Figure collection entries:
** BEGIN **

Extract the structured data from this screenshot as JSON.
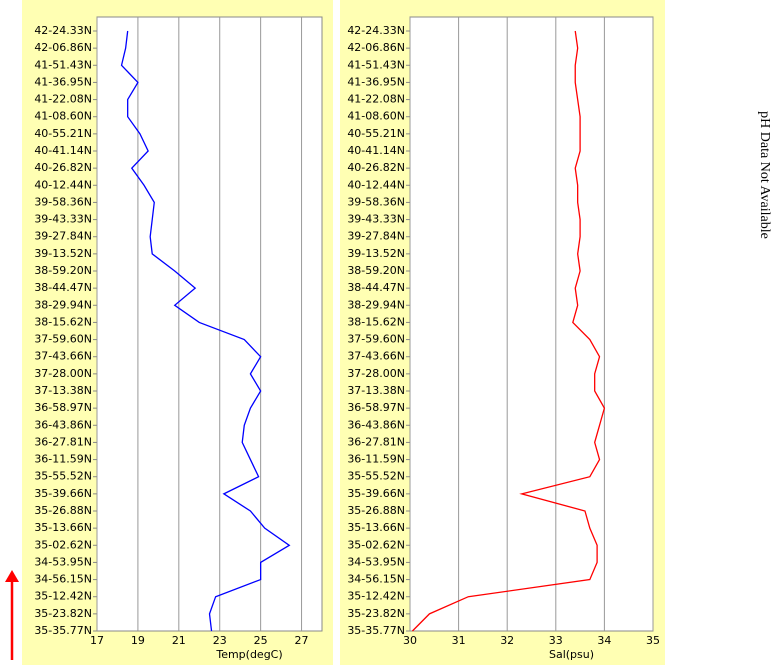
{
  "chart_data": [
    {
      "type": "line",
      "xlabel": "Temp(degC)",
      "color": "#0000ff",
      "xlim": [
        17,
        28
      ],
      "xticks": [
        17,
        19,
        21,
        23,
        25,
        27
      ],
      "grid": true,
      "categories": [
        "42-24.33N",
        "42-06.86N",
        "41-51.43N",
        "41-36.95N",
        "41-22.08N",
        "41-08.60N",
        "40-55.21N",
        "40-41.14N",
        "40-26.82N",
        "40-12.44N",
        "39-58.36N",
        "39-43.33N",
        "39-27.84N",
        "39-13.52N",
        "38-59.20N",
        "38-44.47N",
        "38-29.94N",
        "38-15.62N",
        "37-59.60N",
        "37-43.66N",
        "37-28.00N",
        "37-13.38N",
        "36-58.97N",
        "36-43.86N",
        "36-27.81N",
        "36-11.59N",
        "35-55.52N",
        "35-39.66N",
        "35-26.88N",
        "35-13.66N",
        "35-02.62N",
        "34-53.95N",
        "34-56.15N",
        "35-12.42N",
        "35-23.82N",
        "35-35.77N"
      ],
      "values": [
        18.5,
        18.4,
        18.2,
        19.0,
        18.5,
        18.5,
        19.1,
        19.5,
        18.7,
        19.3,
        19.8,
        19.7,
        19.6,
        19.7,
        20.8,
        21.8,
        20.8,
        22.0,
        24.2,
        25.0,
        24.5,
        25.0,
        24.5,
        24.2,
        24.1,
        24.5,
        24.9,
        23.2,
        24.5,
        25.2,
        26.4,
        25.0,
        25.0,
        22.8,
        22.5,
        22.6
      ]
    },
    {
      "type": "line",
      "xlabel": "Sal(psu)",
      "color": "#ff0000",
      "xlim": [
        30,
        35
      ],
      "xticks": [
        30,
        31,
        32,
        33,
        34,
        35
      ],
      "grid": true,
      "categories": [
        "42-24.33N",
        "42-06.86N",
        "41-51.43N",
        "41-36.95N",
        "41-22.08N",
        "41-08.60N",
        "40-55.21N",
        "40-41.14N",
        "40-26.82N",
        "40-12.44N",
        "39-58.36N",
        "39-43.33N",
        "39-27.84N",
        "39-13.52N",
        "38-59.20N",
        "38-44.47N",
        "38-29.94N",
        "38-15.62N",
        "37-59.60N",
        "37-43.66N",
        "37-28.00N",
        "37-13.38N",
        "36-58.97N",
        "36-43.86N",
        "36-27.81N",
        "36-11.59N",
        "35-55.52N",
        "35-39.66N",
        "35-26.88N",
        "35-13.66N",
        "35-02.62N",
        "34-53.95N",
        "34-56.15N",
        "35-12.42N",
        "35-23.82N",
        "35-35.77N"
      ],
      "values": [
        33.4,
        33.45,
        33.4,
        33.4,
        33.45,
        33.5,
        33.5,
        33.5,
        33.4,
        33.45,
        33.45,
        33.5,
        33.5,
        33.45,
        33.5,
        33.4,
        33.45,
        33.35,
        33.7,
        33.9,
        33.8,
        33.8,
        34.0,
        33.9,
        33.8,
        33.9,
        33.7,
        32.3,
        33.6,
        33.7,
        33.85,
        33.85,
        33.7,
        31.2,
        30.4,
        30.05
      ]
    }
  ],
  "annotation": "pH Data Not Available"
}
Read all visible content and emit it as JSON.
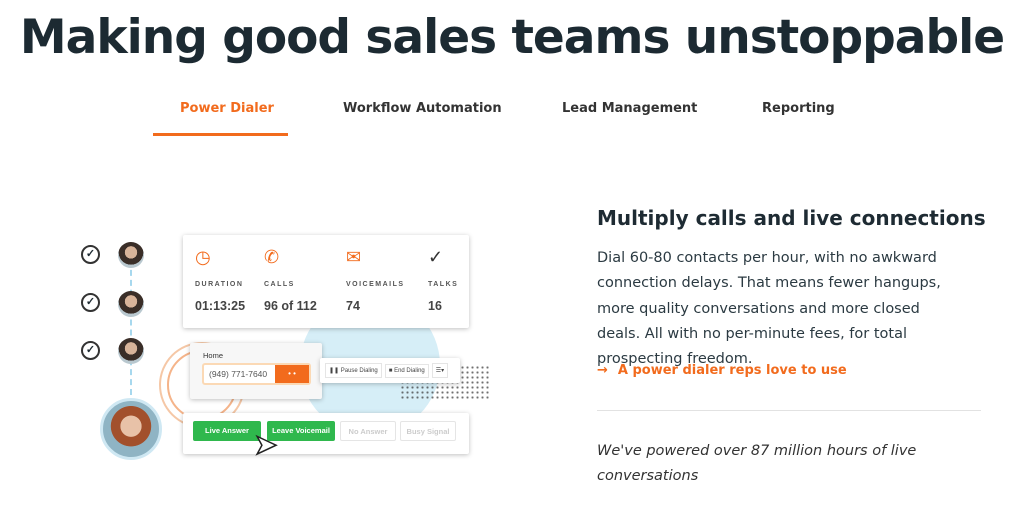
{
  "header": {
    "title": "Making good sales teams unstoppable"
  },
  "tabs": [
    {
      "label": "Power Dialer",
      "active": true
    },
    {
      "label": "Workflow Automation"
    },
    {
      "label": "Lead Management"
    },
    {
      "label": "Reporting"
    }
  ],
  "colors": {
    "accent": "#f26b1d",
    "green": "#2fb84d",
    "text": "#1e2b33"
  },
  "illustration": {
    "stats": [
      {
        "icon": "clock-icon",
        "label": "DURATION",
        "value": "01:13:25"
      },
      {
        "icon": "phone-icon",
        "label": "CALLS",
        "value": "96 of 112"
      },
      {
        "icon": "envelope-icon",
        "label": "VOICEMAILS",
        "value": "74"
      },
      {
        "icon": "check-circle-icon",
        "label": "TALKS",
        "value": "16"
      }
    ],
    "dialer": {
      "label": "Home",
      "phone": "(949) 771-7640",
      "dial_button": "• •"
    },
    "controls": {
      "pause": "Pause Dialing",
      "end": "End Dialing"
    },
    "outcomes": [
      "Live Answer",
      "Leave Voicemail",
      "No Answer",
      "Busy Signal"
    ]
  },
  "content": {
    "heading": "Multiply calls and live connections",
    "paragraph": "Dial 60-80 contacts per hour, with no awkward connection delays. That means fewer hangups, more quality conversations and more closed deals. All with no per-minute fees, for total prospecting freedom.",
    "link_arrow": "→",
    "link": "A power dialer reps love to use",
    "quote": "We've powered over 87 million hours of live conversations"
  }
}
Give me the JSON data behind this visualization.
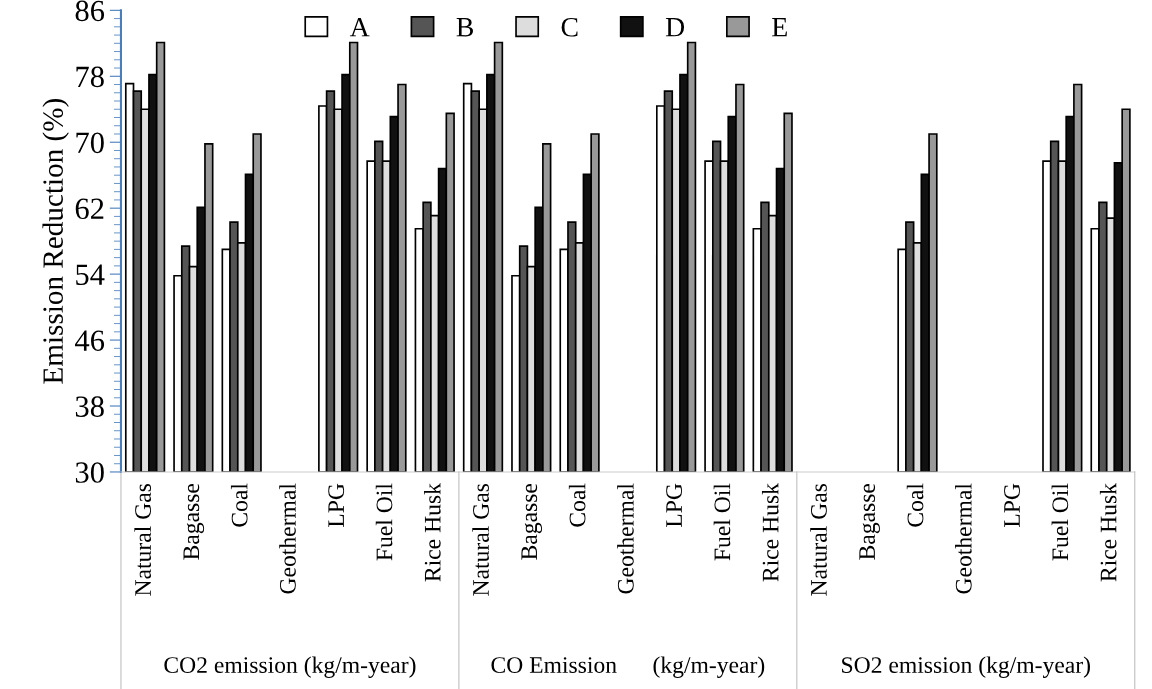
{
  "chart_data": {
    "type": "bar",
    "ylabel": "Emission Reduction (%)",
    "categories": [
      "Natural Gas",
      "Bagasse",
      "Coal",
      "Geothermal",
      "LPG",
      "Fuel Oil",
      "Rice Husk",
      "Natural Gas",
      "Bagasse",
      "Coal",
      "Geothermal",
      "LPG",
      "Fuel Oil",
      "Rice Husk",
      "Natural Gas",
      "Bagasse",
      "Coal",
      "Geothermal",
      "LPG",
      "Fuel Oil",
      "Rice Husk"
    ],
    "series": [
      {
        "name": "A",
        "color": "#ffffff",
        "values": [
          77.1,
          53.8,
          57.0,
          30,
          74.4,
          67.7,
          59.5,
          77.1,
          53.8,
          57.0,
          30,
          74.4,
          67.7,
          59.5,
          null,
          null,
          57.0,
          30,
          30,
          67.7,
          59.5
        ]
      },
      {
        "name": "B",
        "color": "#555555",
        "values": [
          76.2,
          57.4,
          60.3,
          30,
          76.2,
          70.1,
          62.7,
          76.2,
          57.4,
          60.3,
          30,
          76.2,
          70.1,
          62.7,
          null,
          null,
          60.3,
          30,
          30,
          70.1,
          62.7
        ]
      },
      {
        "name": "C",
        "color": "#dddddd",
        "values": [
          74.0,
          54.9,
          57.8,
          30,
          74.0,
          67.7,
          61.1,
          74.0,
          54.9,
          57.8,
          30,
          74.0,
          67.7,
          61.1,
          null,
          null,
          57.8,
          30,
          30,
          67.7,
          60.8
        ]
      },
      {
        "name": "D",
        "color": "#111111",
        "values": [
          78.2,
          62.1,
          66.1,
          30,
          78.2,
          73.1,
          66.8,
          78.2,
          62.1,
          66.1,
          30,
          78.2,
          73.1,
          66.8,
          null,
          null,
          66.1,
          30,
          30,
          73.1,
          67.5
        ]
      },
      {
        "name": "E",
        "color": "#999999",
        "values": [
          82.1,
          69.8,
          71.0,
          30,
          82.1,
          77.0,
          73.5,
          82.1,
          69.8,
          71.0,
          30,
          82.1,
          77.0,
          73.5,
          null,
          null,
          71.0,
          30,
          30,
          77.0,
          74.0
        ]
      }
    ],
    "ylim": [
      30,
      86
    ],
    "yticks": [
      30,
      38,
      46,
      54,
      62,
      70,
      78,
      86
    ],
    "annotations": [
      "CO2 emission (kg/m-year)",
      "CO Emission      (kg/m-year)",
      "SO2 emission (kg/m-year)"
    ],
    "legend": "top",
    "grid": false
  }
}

** END **
** BEGIN **

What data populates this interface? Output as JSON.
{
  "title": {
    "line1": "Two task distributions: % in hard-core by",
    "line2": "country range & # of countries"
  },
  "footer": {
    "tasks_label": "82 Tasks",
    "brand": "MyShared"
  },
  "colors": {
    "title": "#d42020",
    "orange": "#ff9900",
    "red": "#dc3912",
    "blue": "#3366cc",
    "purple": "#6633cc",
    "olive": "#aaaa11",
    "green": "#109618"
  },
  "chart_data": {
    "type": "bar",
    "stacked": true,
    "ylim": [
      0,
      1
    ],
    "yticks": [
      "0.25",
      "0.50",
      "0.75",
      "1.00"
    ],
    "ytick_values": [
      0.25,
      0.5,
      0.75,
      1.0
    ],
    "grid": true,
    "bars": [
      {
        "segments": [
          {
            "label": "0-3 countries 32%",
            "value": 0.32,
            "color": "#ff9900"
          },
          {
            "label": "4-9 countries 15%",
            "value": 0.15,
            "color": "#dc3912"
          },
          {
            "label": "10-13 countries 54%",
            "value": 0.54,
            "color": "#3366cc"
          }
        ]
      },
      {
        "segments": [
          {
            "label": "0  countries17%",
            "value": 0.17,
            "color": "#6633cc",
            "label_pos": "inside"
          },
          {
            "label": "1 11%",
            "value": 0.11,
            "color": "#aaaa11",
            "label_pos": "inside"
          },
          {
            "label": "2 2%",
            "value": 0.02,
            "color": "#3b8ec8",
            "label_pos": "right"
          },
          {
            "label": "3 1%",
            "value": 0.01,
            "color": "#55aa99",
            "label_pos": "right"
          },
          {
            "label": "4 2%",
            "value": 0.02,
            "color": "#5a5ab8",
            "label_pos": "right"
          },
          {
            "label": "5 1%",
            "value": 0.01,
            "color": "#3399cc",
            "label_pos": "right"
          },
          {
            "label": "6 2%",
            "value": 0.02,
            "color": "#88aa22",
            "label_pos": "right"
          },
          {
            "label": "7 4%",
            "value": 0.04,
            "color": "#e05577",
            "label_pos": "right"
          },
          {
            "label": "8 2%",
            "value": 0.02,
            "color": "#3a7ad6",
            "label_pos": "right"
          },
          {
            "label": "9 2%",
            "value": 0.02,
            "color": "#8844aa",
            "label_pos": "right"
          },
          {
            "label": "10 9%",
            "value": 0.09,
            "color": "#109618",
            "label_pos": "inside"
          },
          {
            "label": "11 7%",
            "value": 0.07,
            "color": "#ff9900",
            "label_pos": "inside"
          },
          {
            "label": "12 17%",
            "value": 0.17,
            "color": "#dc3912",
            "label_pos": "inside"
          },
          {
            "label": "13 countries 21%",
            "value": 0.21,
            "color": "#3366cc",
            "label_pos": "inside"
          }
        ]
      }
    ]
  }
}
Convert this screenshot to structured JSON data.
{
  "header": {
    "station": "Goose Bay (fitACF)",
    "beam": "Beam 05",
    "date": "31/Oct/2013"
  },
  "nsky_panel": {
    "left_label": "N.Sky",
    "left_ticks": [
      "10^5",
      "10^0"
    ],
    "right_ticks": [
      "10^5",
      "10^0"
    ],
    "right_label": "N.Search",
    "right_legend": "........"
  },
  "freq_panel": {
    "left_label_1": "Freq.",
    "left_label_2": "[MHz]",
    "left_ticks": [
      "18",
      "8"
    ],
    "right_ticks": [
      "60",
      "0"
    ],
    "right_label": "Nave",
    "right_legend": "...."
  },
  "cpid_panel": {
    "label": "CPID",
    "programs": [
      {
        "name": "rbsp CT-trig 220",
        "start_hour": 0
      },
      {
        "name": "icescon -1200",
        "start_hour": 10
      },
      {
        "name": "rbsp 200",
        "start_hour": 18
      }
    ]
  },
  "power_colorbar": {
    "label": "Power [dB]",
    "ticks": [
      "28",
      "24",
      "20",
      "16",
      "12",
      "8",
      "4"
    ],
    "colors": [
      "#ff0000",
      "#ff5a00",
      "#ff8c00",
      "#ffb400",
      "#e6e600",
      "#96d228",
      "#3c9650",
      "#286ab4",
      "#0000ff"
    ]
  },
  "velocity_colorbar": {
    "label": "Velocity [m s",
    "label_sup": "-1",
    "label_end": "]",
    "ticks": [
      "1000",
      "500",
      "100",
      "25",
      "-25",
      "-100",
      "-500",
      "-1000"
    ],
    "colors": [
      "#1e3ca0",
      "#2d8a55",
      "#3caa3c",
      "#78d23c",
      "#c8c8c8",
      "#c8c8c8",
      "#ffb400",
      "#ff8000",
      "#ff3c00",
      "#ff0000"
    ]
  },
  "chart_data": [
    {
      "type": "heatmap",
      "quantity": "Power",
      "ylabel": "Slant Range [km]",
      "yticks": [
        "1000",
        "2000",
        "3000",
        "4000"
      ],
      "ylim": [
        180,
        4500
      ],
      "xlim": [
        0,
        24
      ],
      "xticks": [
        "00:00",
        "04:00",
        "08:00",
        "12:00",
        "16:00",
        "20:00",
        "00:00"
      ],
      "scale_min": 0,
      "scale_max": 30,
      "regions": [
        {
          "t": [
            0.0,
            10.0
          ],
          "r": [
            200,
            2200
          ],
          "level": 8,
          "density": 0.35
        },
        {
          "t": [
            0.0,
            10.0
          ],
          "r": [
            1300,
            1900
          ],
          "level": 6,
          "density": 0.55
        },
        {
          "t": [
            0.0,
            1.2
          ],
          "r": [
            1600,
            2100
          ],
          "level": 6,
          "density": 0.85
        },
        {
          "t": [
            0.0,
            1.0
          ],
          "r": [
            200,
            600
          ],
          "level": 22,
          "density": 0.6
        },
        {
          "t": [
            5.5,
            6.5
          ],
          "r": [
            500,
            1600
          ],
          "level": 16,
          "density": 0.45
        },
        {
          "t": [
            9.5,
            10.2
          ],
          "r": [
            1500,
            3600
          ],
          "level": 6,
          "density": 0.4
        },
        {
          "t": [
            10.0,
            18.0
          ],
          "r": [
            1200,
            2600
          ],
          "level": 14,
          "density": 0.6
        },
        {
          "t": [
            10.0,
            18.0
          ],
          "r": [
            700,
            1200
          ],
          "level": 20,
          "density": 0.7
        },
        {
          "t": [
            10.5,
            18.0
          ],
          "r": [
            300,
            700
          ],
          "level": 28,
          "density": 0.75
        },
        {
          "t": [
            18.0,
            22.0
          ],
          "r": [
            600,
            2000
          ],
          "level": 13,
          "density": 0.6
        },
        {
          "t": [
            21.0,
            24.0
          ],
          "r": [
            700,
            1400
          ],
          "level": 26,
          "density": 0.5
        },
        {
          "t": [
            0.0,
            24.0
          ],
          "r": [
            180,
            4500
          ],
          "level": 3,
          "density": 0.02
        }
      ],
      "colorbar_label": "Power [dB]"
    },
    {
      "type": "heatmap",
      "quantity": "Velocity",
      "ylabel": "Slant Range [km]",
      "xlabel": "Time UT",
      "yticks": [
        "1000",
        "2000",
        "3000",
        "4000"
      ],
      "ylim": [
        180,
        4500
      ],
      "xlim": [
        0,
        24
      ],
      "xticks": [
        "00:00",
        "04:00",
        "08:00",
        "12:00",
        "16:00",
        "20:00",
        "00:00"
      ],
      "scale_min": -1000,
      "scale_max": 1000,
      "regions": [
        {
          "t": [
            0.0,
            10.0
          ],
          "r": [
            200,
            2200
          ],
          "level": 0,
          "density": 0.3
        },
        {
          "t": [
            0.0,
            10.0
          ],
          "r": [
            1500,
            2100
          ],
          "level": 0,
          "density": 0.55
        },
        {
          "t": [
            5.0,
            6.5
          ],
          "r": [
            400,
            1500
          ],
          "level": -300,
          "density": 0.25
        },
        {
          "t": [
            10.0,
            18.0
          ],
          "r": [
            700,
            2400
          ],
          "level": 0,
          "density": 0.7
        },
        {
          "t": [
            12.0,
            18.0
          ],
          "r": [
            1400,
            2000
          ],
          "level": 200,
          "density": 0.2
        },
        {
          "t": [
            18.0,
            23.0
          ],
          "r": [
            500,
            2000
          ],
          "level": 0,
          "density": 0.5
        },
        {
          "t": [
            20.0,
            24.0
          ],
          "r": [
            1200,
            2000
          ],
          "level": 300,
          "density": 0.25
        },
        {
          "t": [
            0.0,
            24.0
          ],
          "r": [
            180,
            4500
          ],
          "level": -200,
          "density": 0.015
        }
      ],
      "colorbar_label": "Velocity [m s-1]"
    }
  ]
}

** END **
** BEGIN **

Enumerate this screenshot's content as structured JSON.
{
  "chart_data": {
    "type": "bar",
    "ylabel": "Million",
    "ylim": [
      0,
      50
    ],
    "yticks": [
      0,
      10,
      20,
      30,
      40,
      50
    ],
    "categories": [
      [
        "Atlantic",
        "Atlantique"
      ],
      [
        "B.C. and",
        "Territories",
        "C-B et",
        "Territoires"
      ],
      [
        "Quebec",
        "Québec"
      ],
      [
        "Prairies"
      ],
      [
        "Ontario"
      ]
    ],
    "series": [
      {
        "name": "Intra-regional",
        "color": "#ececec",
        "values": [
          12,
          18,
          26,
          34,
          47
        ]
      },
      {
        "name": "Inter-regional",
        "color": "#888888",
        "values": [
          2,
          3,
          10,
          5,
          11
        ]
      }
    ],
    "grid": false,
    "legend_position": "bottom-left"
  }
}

** END **

▶ [Aim of the task]: Copy every line of the listing containing the string "structured".

▶ [Written answer]:
Extract the structured data from this screenshot as JSON.
Convert this screenshot to structured JSON data.
Enumerate this screenshot's content as structured JSON.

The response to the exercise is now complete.